TEXT EXTRACT
----
In this lesson we focus on a common unsupervised text analysis technique:
* Topic modelling

## Preliminaries

First we need to ensure Python has the functionality it needs for text analysis. As you will see, it needs quite a bit of extra functionality, so this may take some time to install / import depending on your machine.

In [None]:
# Install additional packages - only run once per machine
!pip install textblob
!pip install seaborn
!pip install pyldavis
!pip install gensim

Packages for general data and file management:

In [None]:
import pandas as pd
from pandas.plotting import scatter_matrix
import numpy as np
import json
import os
import re

Packages for processing text data:

In [None]:
import nltk                       # get nltk 
from nltk import word_tokenize    # and some of its key functions
from nltk import sent_tokenize
from nltk import FreqDist

English_punctuation = "-!\"#$%&()'*+,./:;<=>?@[\]^_`{|}~''“”"      # Things for removing punctuation, stopwords and empty strings
table_punctuation = str.maketrans('','', English_punctuation)  

nltk.download('stopwords')
nltk.download('punkt')
nltk.download('punkt_tab')
nltk.download('wordnet')
nltk.download('webtext')
nltk.download('words')

from nltk.corpus import words     # list of valid words
english_words = set(words.words())

from nltk.corpus import stopwords
stop_words = set(stopwords.words('english'))

from nltk.corpus import wordnet                    # Functions we need for lemmatising
from nltk.stem import WordNetLemmatizer
lemmatizer = WordNetLemmatizer() 

from nltk.stem.porter import PorterStemmer         # Functions we need for stemming
porter = PorterStemmer()

from sklearn.feature_extraction.text import CountVectorizer
vectorizer = CountVectorizer()

from sklearn.feature_extraction.text import TfidfVectorizer
tfidf_vectorizer = TfidfVectorizer()

from collections import Counter

print("Succesfully imported necessary modules")    # The print statement is just a bit of encouragement!

Packages for analysing text data:

In [None]:
# for sentiment analysis
from textblob import TextBlob

# for data visualisation
import matplotlib.pyplot as plt 
import seaborn as sns # for data visualisation

# for PCA
from sklearn.decomposition import PCA

# for topic modelling
import gensim
from gensim import corpora, models
from gensim.models.coherencemodel import CoherenceModel

# for topic modelling evaluation
import pyLDAvis
import pyLDAvis.gensim_models as gensimvis

### Import data

A second important preliminary step is to import the text data you will be using.
----
SUPPLIED ENTRIES
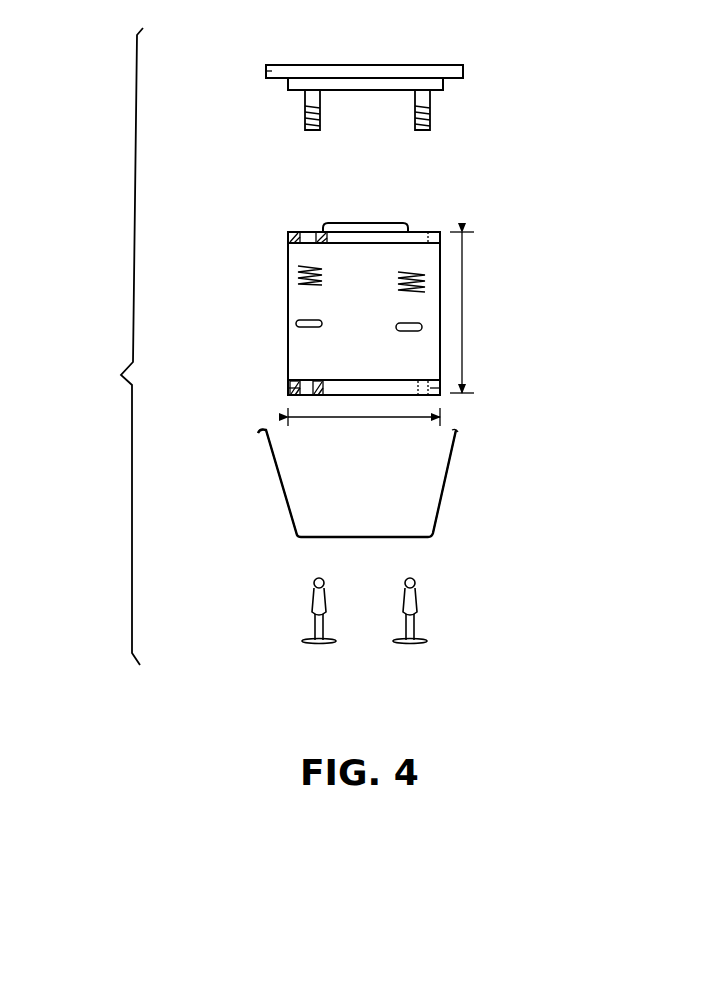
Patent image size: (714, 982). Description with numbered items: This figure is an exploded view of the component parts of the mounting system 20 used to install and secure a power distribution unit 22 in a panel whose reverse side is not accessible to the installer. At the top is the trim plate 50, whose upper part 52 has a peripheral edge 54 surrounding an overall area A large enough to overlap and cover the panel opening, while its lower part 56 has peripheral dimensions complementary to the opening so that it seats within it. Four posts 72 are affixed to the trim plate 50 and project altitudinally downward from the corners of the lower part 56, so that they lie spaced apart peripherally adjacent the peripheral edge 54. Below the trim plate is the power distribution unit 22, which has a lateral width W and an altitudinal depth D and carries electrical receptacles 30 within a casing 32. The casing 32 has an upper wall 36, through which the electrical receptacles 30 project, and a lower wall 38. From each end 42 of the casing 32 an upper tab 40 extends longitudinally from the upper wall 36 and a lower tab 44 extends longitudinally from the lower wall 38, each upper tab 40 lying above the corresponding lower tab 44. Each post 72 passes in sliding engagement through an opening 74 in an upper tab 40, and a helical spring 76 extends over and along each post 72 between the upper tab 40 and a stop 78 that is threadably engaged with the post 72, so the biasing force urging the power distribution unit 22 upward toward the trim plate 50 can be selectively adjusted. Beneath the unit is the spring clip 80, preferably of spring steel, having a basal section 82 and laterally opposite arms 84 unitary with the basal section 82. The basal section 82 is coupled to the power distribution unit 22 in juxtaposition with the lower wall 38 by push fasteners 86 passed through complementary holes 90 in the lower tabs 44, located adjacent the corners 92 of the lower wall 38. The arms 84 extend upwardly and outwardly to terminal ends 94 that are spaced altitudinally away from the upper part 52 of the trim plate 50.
----
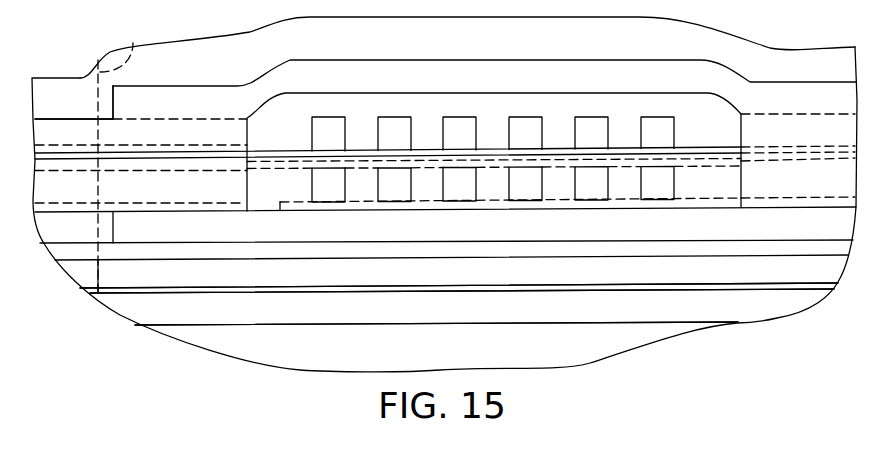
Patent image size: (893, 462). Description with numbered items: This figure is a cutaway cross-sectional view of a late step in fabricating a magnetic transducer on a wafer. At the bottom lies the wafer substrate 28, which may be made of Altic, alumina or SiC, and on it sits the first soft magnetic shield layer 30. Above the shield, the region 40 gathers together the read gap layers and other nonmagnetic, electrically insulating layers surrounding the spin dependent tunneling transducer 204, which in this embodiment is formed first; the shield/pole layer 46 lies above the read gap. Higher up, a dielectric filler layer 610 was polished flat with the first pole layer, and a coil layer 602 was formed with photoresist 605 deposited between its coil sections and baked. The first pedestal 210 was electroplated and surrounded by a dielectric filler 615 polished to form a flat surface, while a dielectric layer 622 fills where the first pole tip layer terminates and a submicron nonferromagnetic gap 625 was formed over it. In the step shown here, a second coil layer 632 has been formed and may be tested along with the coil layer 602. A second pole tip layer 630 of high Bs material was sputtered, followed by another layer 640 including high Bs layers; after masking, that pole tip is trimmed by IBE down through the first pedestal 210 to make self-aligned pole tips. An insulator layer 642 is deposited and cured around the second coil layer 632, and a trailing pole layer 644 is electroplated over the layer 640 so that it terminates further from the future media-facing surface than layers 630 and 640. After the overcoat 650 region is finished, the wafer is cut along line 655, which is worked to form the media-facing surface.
----
EXERCISES TO COMPLETE
**1.** In the topic modeling lesson, why might installing and importing the packages take some time?
**2.** Please list every resource that the topic modeling lesson downloads with nltk.download.
**3.** Translate this sentence from the topic modeling lesson into Spanish: "A second important preliminary step is to import the text data you will be using."

SOLUTION LIST
**1.** Python needs quite a bit of extra functionality for text analysis, so installing and importing it may take some time depending on your machine.

**2.** stopwords, punkt, punkt_tab, wordnet, webtext, words

**3.** Un segundo paso preliminar importante es importar los datos de texto que vas a utilizar.